> Instructions to follow:
Could you copy every line from the material below in which "folder" appears?

Stored items

━━━━━━━━━━━━━━━━━━━━━━━━━━━━━━

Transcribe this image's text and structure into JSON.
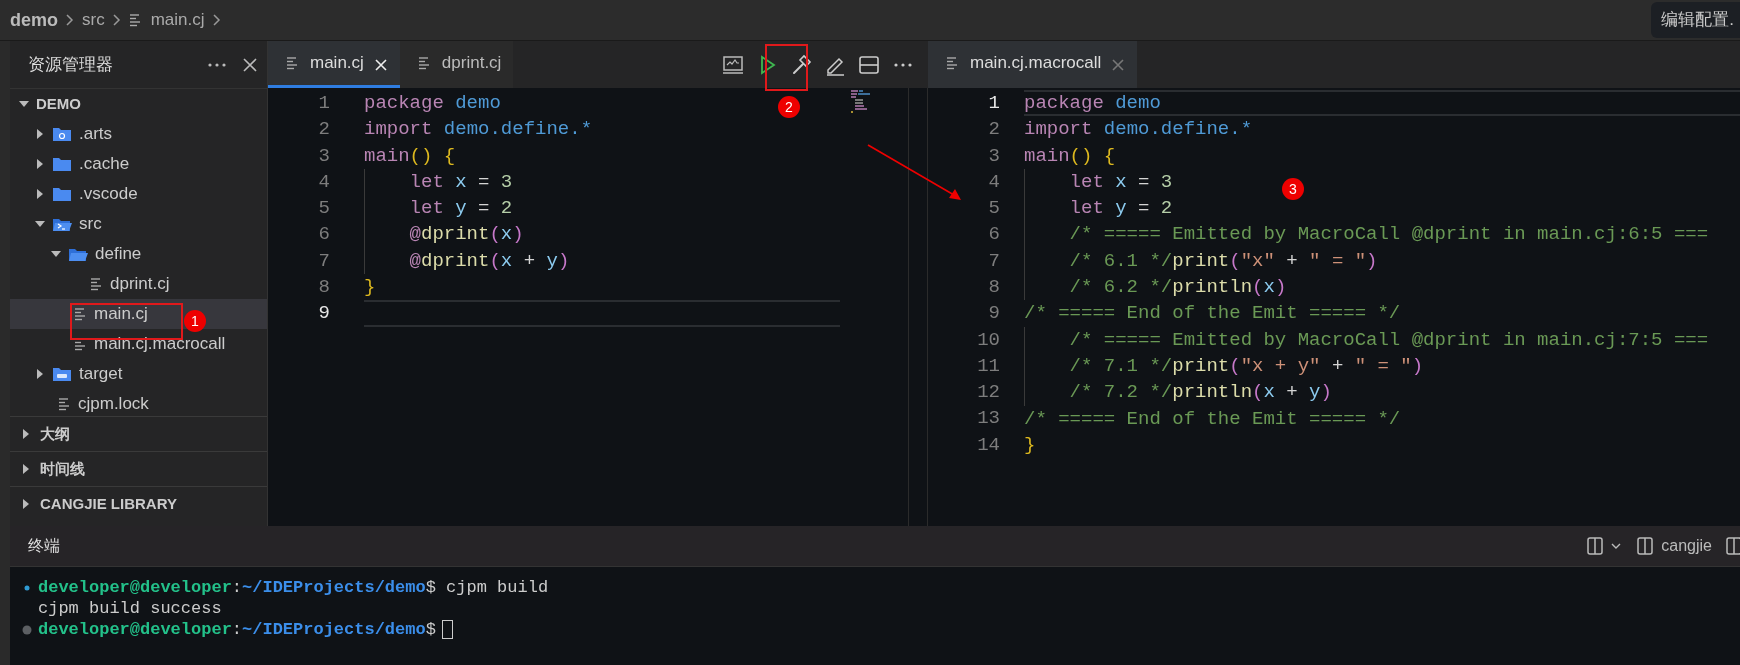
{
  "breadcrumbs": [
    {
      "label": "demo",
      "kind": "root"
    },
    {
      "label": "src",
      "kind": "folder"
    },
    {
      "label": "main.cj",
      "kind": "file"
    }
  ],
  "edit_config_button": "编辑配置.",
  "explorer": {
    "title": "资源管理器",
    "tree": [
      {
        "label": "DEMO",
        "kind": "root",
        "expanded": true,
        "selected": false,
        "children": [
          {
            "label": ".arts",
            "kind": "folder-gear",
            "expanded": false,
            "selected": false
          },
          {
            "label": ".cache",
            "kind": "folder",
            "expanded": false,
            "selected": false
          },
          {
            "label": ".vscode",
            "kind": "folder",
            "expanded": false,
            "selected": false
          },
          {
            "label": "src",
            "kind": "folder-code",
            "expanded": true,
            "selected": false,
            "children": [
              {
                "label": "define",
                "kind": "folder",
                "expanded": true,
                "selected": false,
                "children": [
                  {
                    "label": "dprint.cj",
                    "kind": "file",
                    "selected": false
                  }
                ]
              },
              {
                "label": "main.cj",
                "kind": "file",
                "selected": true
              },
              {
                "label": "main.cj.macrocall",
                "kind": "file",
                "selected": false
              }
            ]
          },
          {
            "label": "target",
            "kind": "folder-badge",
            "expanded": false,
            "selected": false
          },
          {
            "label": "cjpm.lock",
            "kind": "file",
            "selected": false
          }
        ]
      }
    ],
    "sections": [
      {
        "label": "大纲",
        "expanded": false
      },
      {
        "label": "时间线",
        "expanded": false
      },
      {
        "label": "CANGJIE LIBRARY",
        "expanded": false
      }
    ]
  },
  "editor_left": {
    "focused": true,
    "tabs": [
      {
        "label": "main.cj",
        "selected": true
      },
      {
        "label": "dprint.cj",
        "selected": false
      }
    ],
    "lines": [
      {
        "n": "1",
        "current": false,
        "tokens": [
          {
            "text": "package ",
            "kind": "keyword"
          },
          {
            "text": "demo",
            "kind": "namespace"
          }
        ]
      },
      {
        "n": "2",
        "current": false,
        "tokens": [
          {
            "text": "import ",
            "kind": "keyword"
          },
          {
            "text": "demo.define.*",
            "kind": "namespace"
          }
        ]
      },
      {
        "n": "3",
        "current": false,
        "tokens": [
          {
            "text": "main",
            "kind": "keyword"
          },
          {
            "text": "() {",
            "kind": "brace"
          }
        ]
      },
      {
        "n": "4",
        "current": false,
        "tokens": [
          {
            "text": "    let ",
            "kind": "keyword"
          },
          {
            "text": "x",
            "kind": "variable"
          },
          {
            "text": " = ",
            "kind": "plain"
          },
          {
            "text": "3",
            "kind": "number"
          }
        ]
      },
      {
        "n": "5",
        "current": false,
        "tokens": [
          {
            "text": "    let ",
            "kind": "keyword"
          },
          {
            "text": "y",
            "kind": "variable"
          },
          {
            "text": " = ",
            "kind": "plain"
          },
          {
            "text": "2",
            "kind": "number"
          }
        ]
      },
      {
        "n": "6",
        "current": false,
        "tokens": [
          {
            "text": "    @",
            "kind": "keyword"
          },
          {
            "text": "dprint",
            "kind": "function"
          },
          {
            "text": "(",
            "kind": "paren"
          },
          {
            "text": "x",
            "kind": "variable"
          },
          {
            "text": ")",
            "kind": "paren"
          }
        ]
      },
      {
        "n": "7",
        "current": false,
        "tokens": [
          {
            "text": "    @",
            "kind": "keyword"
          },
          {
            "text": "dprint",
            "kind": "function"
          },
          {
            "text": "(",
            "kind": "paren"
          },
          {
            "text": "x",
            "kind": "variable"
          },
          {
            "text": " + ",
            "kind": "plain"
          },
          {
            "text": "y",
            "kind": "variable"
          },
          {
            "text": ")",
            "kind": "paren"
          }
        ]
      },
      {
        "n": "8",
        "current": false,
        "tokens": [
          {
            "text": "}",
            "kind": "brace"
          }
        ]
      },
      {
        "n": "9",
        "current": true
      }
    ]
  },
  "editor_right": {
    "focused": false,
    "tabs": [
      {
        "label": "main.cj.macrocall",
        "selected": true
      }
    ],
    "lines": [
      {
        "n": "1",
        "current": true,
        "tokens": [
          {
            "text": "package ",
            "kind": "keyword"
          },
          {
            "text": "demo",
            "kind": "namespace"
          }
        ]
      },
      {
        "n": "2",
        "current": false,
        "tokens": [
          {
            "text": "import ",
            "kind": "keyword"
          },
          {
            "text": "demo.define.*",
            "kind": "namespace"
          }
        ]
      },
      {
        "n": "3",
        "current": false,
        "tokens": [
          {
            "text": "main",
            "kind": "keyword"
          },
          {
            "text": "() {",
            "kind": "brace"
          }
        ]
      },
      {
        "n": "4",
        "current": false,
        "tokens": [
          {
            "text": "    let ",
            "kind": "keyword"
          },
          {
            "text": "x",
            "kind": "variable"
          },
          {
            "text": " = ",
            "kind": "plain"
          },
          {
            "text": "3",
            "kind": "number"
          }
        ]
      },
      {
        "n": "5",
        "current": false,
        "tokens": [
          {
            "text": "    let ",
            "kind": "keyword"
          },
          {
            "text": "y",
            "kind": "variable"
          },
          {
            "text": " = ",
            "kind": "plain"
          },
          {
            "text": "2",
            "kind": "number"
          }
        ]
      },
      {
        "n": "6",
        "current": false,
        "tokens": [
          {
            "text": "    /* ===== Emitted by MacroCall @dprint in main.cj:6:5 ===",
            "kind": "comment"
          }
        ]
      },
      {
        "n": "7",
        "current": false,
        "tokens": [
          {
            "text": "    /* 6.1 */",
            "kind": "comment"
          },
          {
            "text": "print",
            "kind": "function"
          },
          {
            "text": "(",
            "kind": "paren"
          },
          {
            "text": "\"x\"",
            "kind": "string"
          },
          {
            "text": " + ",
            "kind": "plain"
          },
          {
            "text": "\" = \"",
            "kind": "string"
          },
          {
            "text": ")",
            "kind": "paren"
          }
        ]
      },
      {
        "n": "8",
        "current": false,
        "tokens": [
          {
            "text": "    /* 6.2 */",
            "kind": "comment"
          },
          {
            "text": "println",
            "kind": "function"
          },
          {
            "text": "(",
            "kind": "paren"
          },
          {
            "text": "x",
            "kind": "variable"
          },
          {
            "text": ")",
            "kind": "paren"
          }
        ]
      },
      {
        "n": "9",
        "current": false,
        "tokens": [
          {
            "text": "/* ===== End of the Emit ===== */",
            "kind": "comment"
          }
        ]
      },
      {
        "n": "10",
        "current": false,
        "tokens": [
          {
            "text": "    /* ===== Emitted by MacroCall @dprint in main.cj:7:5 ===",
            "kind": "comment"
          }
        ]
      },
      {
        "n": "11",
        "current": false,
        "tokens": [
          {
            "text": "    /* 7.1 */",
            "kind": "comment"
          },
          {
            "text": "print",
            "kind": "function"
          },
          {
            "text": "(",
            "kind": "paren"
          },
          {
            "text": "\"x + y\"",
            "kind": "string"
          },
          {
            "text": " + ",
            "kind": "plain"
          },
          {
            "text": "\" = \"",
            "kind": "string"
          },
          {
            "text": ")",
            "kind": "paren"
          }
        ]
      },
      {
        "n": "12",
        "current": false,
        "tokens": [
          {
            "text": "    /* 7.2 */",
            "kind": "comment"
          },
          {
            "text": "println",
            "kind": "function"
          },
          {
            "text": "(",
            "kind": "paren"
          },
          {
            "text": "x",
            "kind": "variable"
          },
          {
            "text": " + ",
            "kind": "plain"
          },
          {
            "text": "y",
            "kind": "variable"
          },
          {
            "text": ")",
            "kind": "paren"
          }
        ]
      },
      {
        "n": "13",
        "current": false,
        "tokens": [
          {
            "text": "/* ===== End of the Emit ===== */",
            "kind": "comment"
          }
        ]
      },
      {
        "n": "14",
        "current": false,
        "tokens": [
          {
            "text": "}",
            "kind": "brace"
          }
        ]
      }
    ]
  },
  "terminal": {
    "title": "终端",
    "profile": "cangjie",
    "lines": [
      {
        "kind": "prompt",
        "color": "#2f9bd3",
        "user": "developer@developer",
        "sep": ":",
        "path": "~/IDEProjects/demo",
        "symbol": "$",
        "command": " cjpm build",
        "cursor": false
      },
      {
        "kind": "output",
        "text": "cjpm build success"
      },
      {
        "kind": "prompt",
        "color": "#5c5f63",
        "user": "developer@developer",
        "sep": ":",
        "path": "~/IDEProjects/demo",
        "symbol": "$",
        "cursor": true
      }
    ]
  },
  "annotations": [
    {
      "label": "1"
    },
    {
      "label": "2"
    },
    {
      "label": "3"
    }
  ]
}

━━━━━━━━━━━━━━━━━━━━━━━━━━━━━━

> Answer:
      "kind": "folder"
            "kind": "folder-gear",
            "kind": "folder",
            "kind": "folder",
            "kind": "folder-code",
                "kind": "folder",
            "kind": "folder-badge",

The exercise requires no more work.